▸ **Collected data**
·····

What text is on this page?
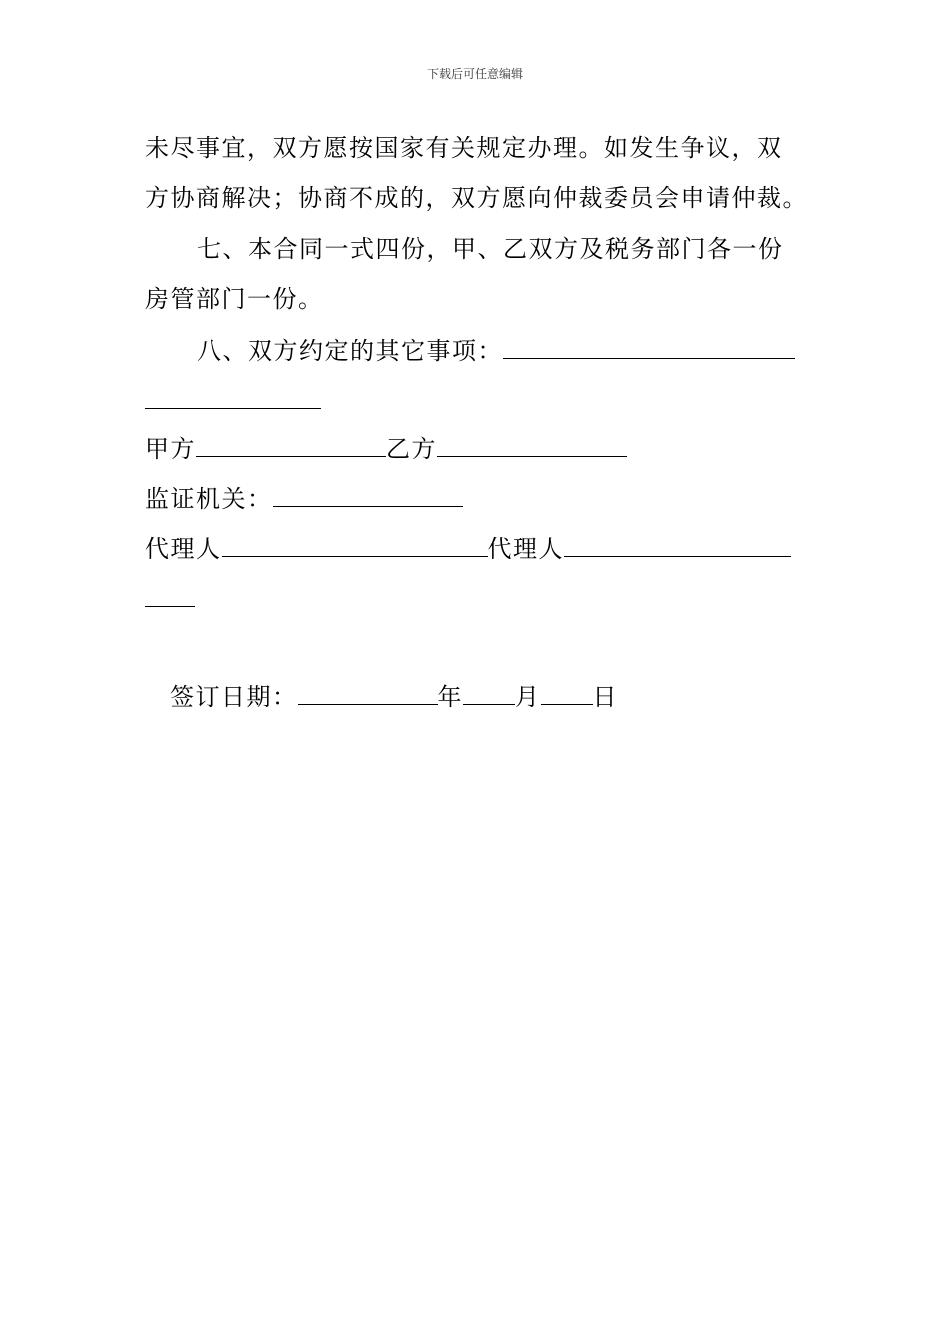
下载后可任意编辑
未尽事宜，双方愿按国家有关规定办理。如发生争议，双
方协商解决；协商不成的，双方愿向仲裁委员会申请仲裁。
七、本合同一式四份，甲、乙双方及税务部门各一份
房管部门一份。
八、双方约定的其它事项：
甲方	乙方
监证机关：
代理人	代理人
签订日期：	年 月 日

·····

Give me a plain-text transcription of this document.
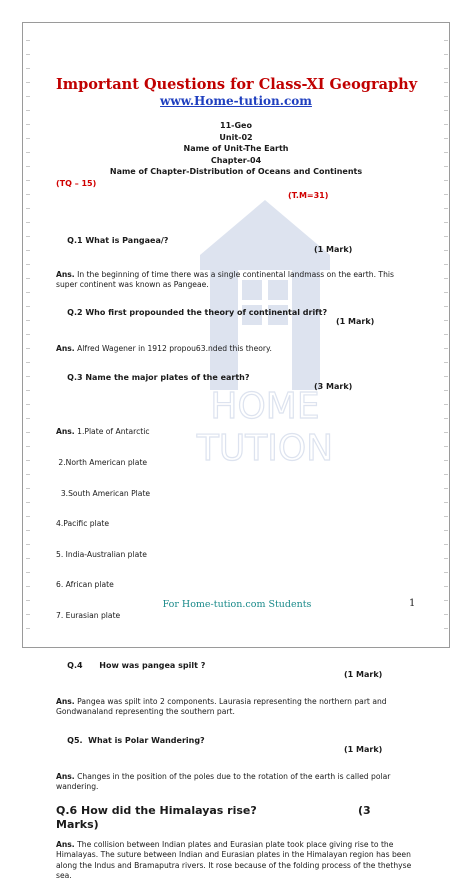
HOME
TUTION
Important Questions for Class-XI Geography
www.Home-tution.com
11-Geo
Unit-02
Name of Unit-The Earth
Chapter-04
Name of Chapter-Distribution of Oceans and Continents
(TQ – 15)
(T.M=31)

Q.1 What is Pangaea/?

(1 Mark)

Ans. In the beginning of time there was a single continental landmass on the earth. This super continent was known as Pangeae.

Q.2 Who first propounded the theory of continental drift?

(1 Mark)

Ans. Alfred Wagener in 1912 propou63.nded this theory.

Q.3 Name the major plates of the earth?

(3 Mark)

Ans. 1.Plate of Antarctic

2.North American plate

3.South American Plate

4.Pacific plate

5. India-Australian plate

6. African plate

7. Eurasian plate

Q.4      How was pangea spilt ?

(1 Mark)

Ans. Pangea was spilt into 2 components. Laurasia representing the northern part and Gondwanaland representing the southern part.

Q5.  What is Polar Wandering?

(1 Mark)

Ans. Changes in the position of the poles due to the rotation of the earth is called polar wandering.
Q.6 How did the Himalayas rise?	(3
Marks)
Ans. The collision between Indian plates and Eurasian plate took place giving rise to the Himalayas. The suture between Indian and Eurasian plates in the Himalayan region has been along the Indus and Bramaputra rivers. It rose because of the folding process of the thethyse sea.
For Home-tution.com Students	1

·····

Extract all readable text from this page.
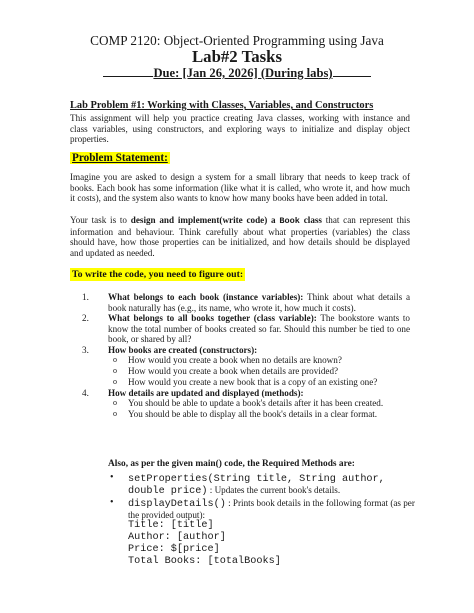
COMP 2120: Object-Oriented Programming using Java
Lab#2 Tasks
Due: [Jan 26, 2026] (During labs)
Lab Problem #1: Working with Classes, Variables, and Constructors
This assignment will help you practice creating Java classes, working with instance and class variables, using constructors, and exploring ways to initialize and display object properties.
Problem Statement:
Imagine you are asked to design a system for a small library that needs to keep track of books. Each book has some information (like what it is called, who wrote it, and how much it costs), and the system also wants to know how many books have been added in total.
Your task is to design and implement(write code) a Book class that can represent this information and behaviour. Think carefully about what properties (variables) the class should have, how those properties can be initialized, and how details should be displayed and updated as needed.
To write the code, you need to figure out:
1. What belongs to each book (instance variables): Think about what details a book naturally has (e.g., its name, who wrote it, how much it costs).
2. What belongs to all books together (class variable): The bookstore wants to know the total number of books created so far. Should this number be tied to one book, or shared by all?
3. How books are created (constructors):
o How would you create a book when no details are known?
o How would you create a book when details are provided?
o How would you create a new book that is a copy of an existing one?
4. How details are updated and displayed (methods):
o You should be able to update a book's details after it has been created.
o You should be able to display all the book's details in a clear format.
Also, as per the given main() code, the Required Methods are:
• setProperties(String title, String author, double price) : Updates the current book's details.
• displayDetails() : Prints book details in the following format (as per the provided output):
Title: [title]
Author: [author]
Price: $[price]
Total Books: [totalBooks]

·····

▸ **What the exercise asks**
List all lines holding the string "spilt".

▸ **Output for this task**
Q.4      How was pangea spilt ?
Ans. Pangea was spilt into 2 components. Laurasia representing the northern part and Gondwanaland representing the southern part.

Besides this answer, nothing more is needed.